-- START --
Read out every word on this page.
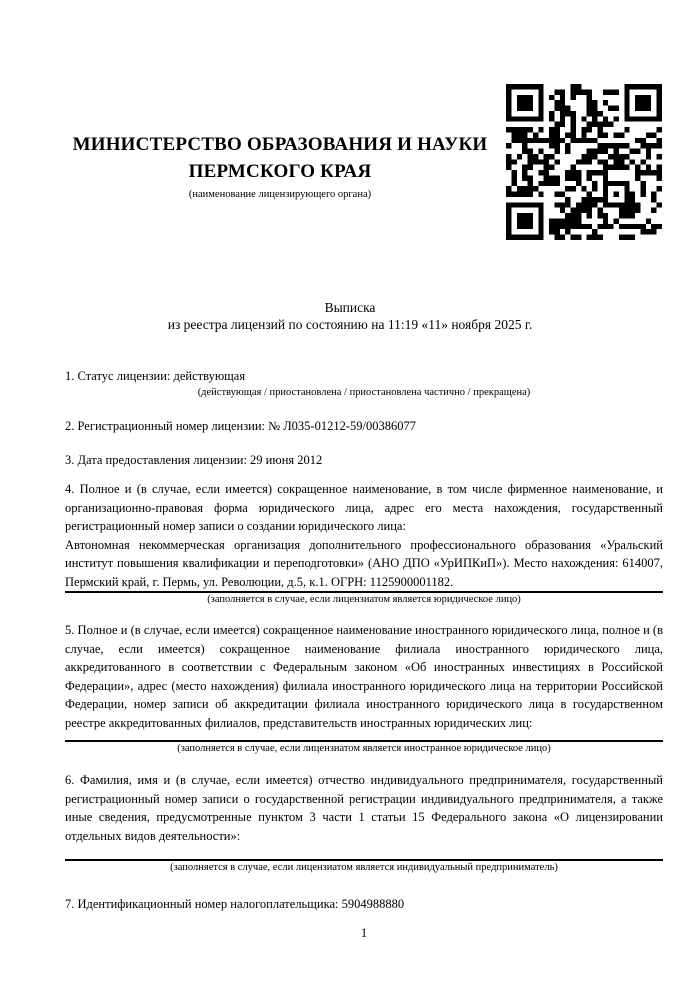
МИНИСТЕРСТВО ОБРАЗОВАНИЯ И НАУКИ
ПЕРМСКОГО КРАЯ
(наименование лицензирующего органа)
Выписка
из реестра лицензий по состоянию на 11:19 «11» ноября 2025 г.

1. Статус лицензии: действующая

(действующая / приостановлена / приостановлена частично / прекращена)

2. Регистрационный номер лицензии: № Л035-01212-59/00386077

3. Дата предоставления лицензии: 29 июня 2012

4. Полное и (в случае, если имеется) сокращенное наименование, в том числе фирменное наименование, и организационно-правовая форма юридического лица, адрес его места нахождения, государственный регистрационный номер записи о создании юридического лица:

Автономная некоммерческая организация дополнительного профессионального образования «Уральский институт повышения квалификации и переподготовки» (АНО ДПО «УрИПКиП»). Место нахождения: 614007, Пермский край, г. Пермь, ул. Революции, д.5, к.1. ОГРН: 1125900001182.

(заполняется в случае, если лицензиатом является юридическое лицо)

5. Полное и (в случае, если имеется) сокращенное наименование иностранного юридического лица, полное и (в случае, если имеется) сокращенное наименование филиала иностранного юридического лица, аккредитованного в соответствии с Федеральным законом «Об иностранных инвестициях в Российской Федерации», адрес (место нахождения) филиала иностранного юридического лица на территории Российской Федерации, номер записи об аккредитации филиала иностранного юридического лица в государственном реестре аккредитованных филиалов, представительств иностранных юридических лиц:

(заполняется в случае, если лицензиатом является иностранное юридическое лицо)

6. Фамилия, имя и (в случае, если имеется) отчество индивидуального предпринимателя, государственный регистрационный номер записи о государственной регистрации индивидуального предпринимателя, а также иные сведения, предусмотренные пунктом 3 части 1 статьи 15 Федерального закона «О лицензировании отдельных видов деятельности»:

(заполняется в случае, если лицензиатом является индивидуальный предприниматель)

7. Идентификационный номер налогоплательщика: 5904988880

1
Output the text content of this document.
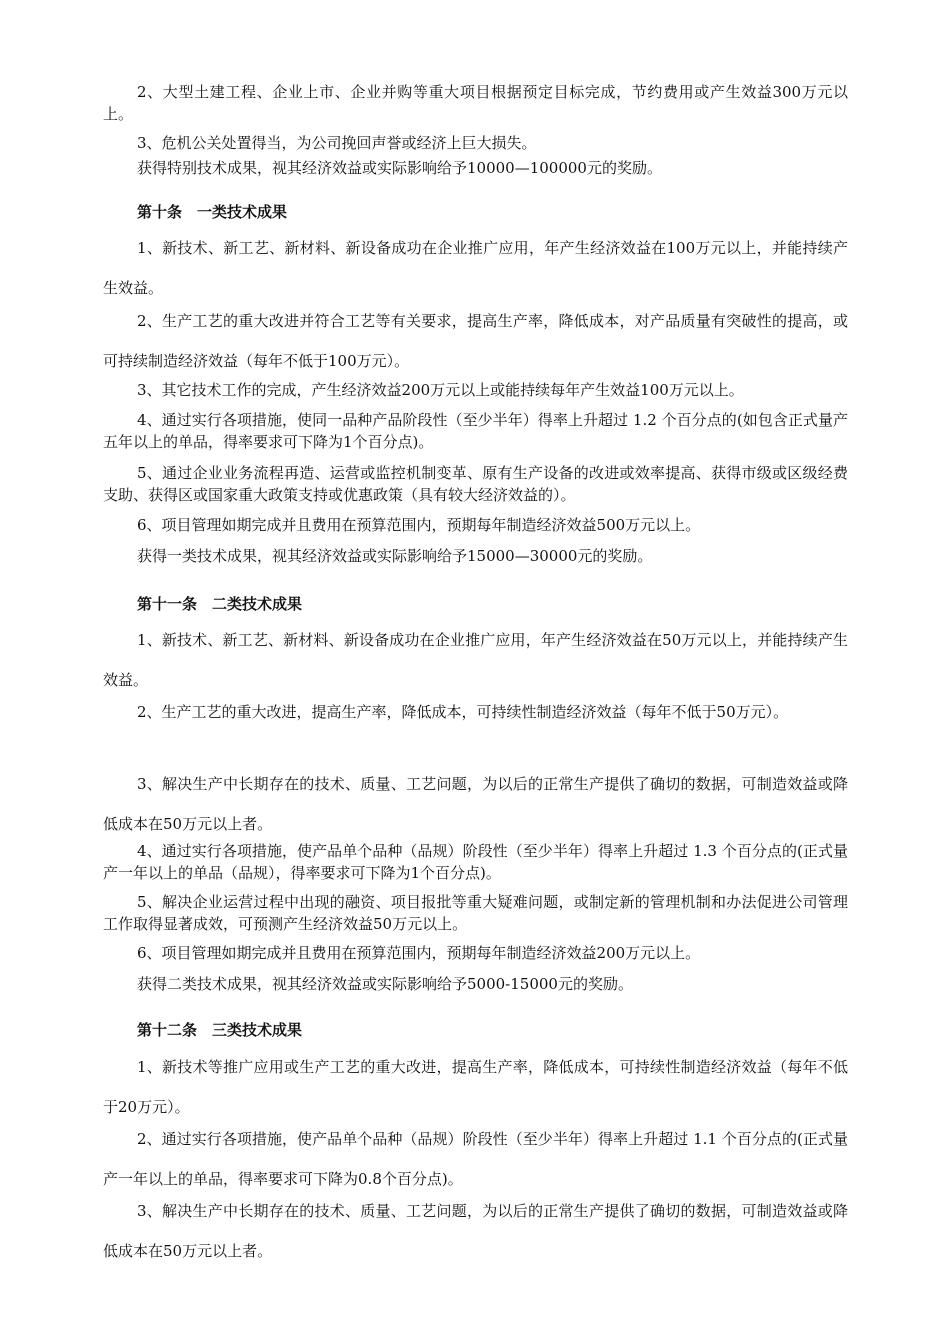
2、大型土建工程、企业上市、企业并购等重大项目根据预定目标完成，节约费用或产生效益300万元以上。

3、危机公关处置得当，为公司挽回声誉或经济上巨大损失。

获得特别技术成果，视其经济效益或实际影响给予10000—100000元的奖励。

第十条　一类技术成果

1、新技术、新工艺、新材料、新设备成功在企业推广应用，年产生经济效益在100万元以上，并能持续产生效益。

2、生产工艺的重大改进并符合工艺等有关要求，提高生产率，降低成本，对产品质量有突破性的提高，或可持续制造经济效益（每年不低于100万元）。

3、其它技术工作的完成，产生经济效益200万元以上或能持续每年产生效益100万元以上。

4、通过实行各项措施，使同一品种产品阶段性（至少半年）得率上升超过 1.2 个百分点的(如包含正式量产五年以上的单品，得率要求可下降为1个百分点)。

5、通过企业业务流程再造、运营或监控机制变革、原有生产设备的改进或效率提高、获得市级或区级经费支助、获得区或国家重大政策支持或优惠政策（具有较大经济效益的）。

6、项目管理如期完成并且费用在预算范围内，预期每年制造经济效益500万元以上。

获得一类技术成果，视其经济效益或实际影响给予15000—30000元的奖励。

第十一条　二类技术成果

1、新技术、新工艺、新材料、新设备成功在企业推广应用，年产生经济效益在50万元以上，并能持续产生效益。

2、生产工艺的重大改进，提高生产率，降低成本，可持续性制造经济效益（每年不低于50万元）。

3、解决生产中长期存在的技术、质量、工艺问题，为以后的正常生产提供了确切的数据，可制造效益或降低成本在50万元以上者。

4、通过实行各项措施，使产品单个品种（品规）阶段性（至少半年）得率上升超过 1.3 个百分点的(正式量产一年以上的单品（品规），得率要求可下降为1个百分点)。

5、解决企业运营过程中出现的融资、项目报批等重大疑难问题，或制定新的管理机制和办法促进公司管理工作取得显著成效，可预测产生经济效益50万元以上。

6、项目管理如期完成并且费用在预算范围内，预期每年制造经济效益200万元以上。

获得二类技术成果，视其经济效益或实际影响给予5000-15000元的奖励。

第十二条　三类技术成果

1、新技术等推广应用或生产工艺的重大改进，提高生产率，降低成本，可持续性制造经济效益（每年不低于20万元）。

2、通过实行各项措施，使产品单个品种（品规）阶段性（至少半年）得率上升超过 1.1 个百分点的(正式量产一年以上的单品，得率要求可下降为0.8个百分点)。

3、解决生产中长期存在的技术、质量、工艺问题，为以后的正常生产提供了确切的数据，可制造效益或降低成本在50万元以上者。
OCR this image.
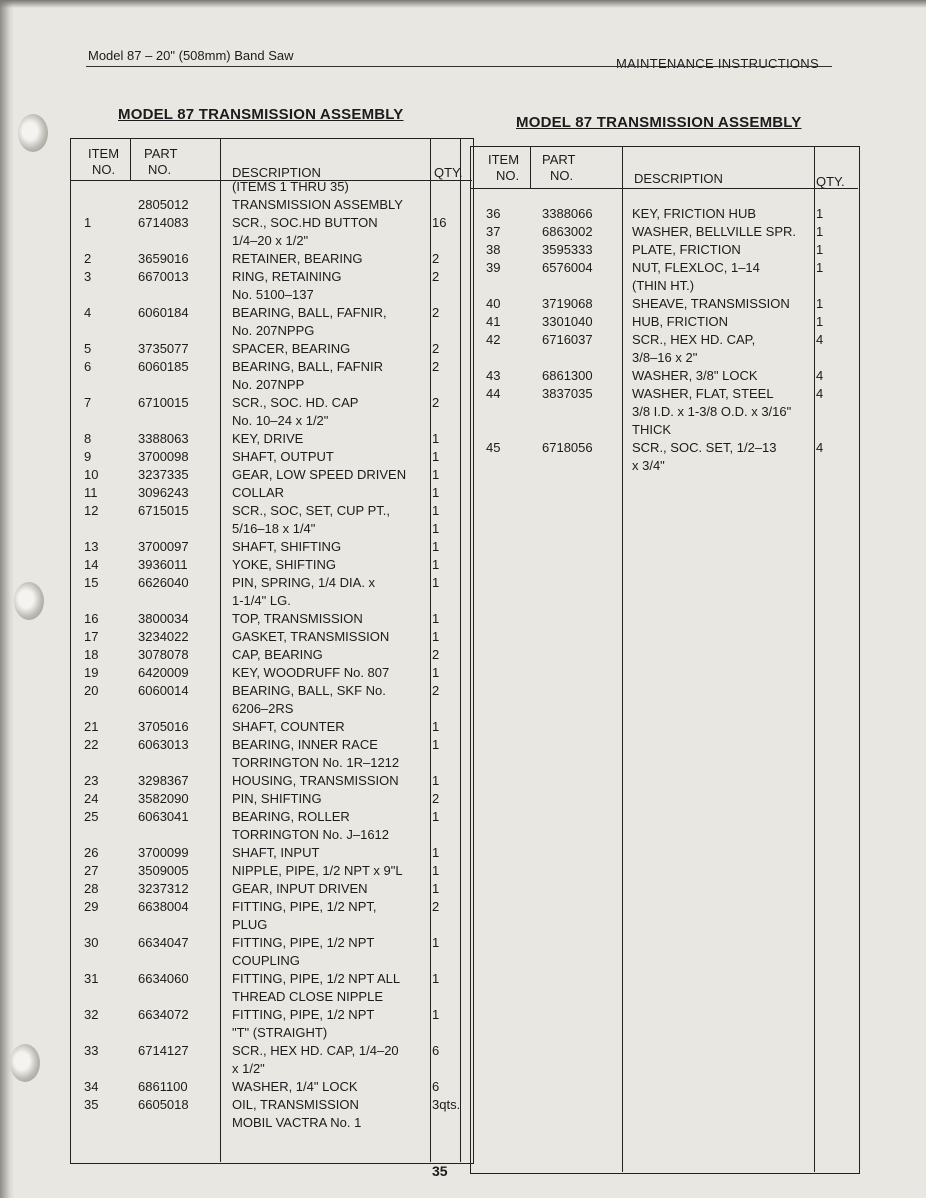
Model 87 – 20" (508mm) Band Saw
MAINTENANCE INSTRUCTIONS
MODEL 87 TRANSMISSION ASSEMBLY	MODEL 87 TRANSMISSION ASSEMBLY
ITEM
NO.
PART
NO.	DESCRIPTION	QTY.
(ITEMS 1 THRU 35)
2805012	TRANSMISSION ASSEMBLY
1	6714083	SCR., SOC.HD BUTTON	16
1/4–20 x 1/2"
2	3659016	RETAINER, BEARING	2
3	6670013	RING, RETAINING	2
No. 5100–137
4	6060184	BEARING, BALL, FAFNIR,	2
No. 207NPPG
5	3735077	SPACER, BEARING	2
6	6060185	BEARING, BALL, FAFNIR	2
No. 207NPP
7	6710015	SCR., SOC. HD. CAP	2
No. 10–24 x 1/2"
8	3388063	KEY, DRIVE	1
9	3700098	SHAFT, OUTPUT	1
10	3237335	GEAR, LOW SPEED DRIVEN 1
11	3096243	COLLAR	1
12	6715015	SCR., SOC, SET, CUP PT.,	1
5/16–18 x 1/4"	1
13	3700097	SHAFT, SHIFTING	1
14	3936011	YOKE, SHIFTING	1
15	6626040	PIN, SPRING, 1/4 DIA. x	1
1-1/4" LG.
16	3800034	TOP, TRANSMISSION	1
17	3234022	GASKET, TRANSMISSION	1
18	3078078	CAP, BEARING	2
19	6420009	KEY, WOODRUFF No. 807	1
20	6060014	BEARING, BALL, SKF No.	2
6206–2RS
21	3705016	SHAFT, COUNTER	1
22	6063013	BEARING, INNER RACE	1
TORRINGTON No. 1R–1212
23	3298367	HOUSING, TRANSMISSION	1
24	3582090	PIN, SHIFTING	2
25	6063041	BEARING, ROLLER	1
TORRINGTON No. J–1612
26	3700099	SHAFT, INPUT	1
27	3509005	NIPPLE, PIPE, 1/2 NPT x 9"L 1
28	3237312	GEAR, INPUT DRIVEN	1
29	6638004	FITTING, PIPE, 1/2 NPT,	2
PLUG
30	6634047	FITTING, PIPE, 1/2 NPT	1
COUPLING
31	6634060	FITTING, PIPE, 1/2 NPT ALL 1
THREAD CLOSE NIPPLE
32	6634072	FITTING, PIPE, 1/2 NPT	1
"T" (STRAIGHT)
33	6714127	SCR., HEX HD. CAP, 1/4–20	6
x 1/2"
34	6861100	WASHER, 1/4" LOCK	6
35	6605018	OIL, TRANSMISSION	3qts.
MOBIL VACTRA No. 1
ITEM
NO.
PART
NO.	DESCRIPTION	QTY.
36	3388066	KEY, FRICTION HUB	1
37	6863002	WASHER, BELLVILLE SPR. 1
38	3595333	PLATE, FRICTION	1
39	6576004	NUT, FLEXLOC, 1–14	1
(THIN HT.)
40	3719068	SHEAVE, TRANSMISSION 1
41	3301040	HUB, FRICTION	1
42	6716037	SCR., HEX HD. CAP,	4
3/8–16 x 2"
43	6861300	WASHER, 3/8" LOCK	4
44	3837035	WASHER, FLAT, STEEL	4
3/8 I.D. x 1-3/8 O.D. x 3/16"
THICK
45	6718056	SCR., SOC. SET, 1/2–13	4
x 3/4"
35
-- END --
Return each line of the data that contains the string "WASHER".

### EXERCISE RESPONSE
34	6861100	WASHER, 1/4" LOCK	6
37	6863002	WASHER, BELLVILLE SPR. 1
43	6861300	WASHER, 3/8" LOCK	4
44	3837035	WASHER, FLAT, STEEL	4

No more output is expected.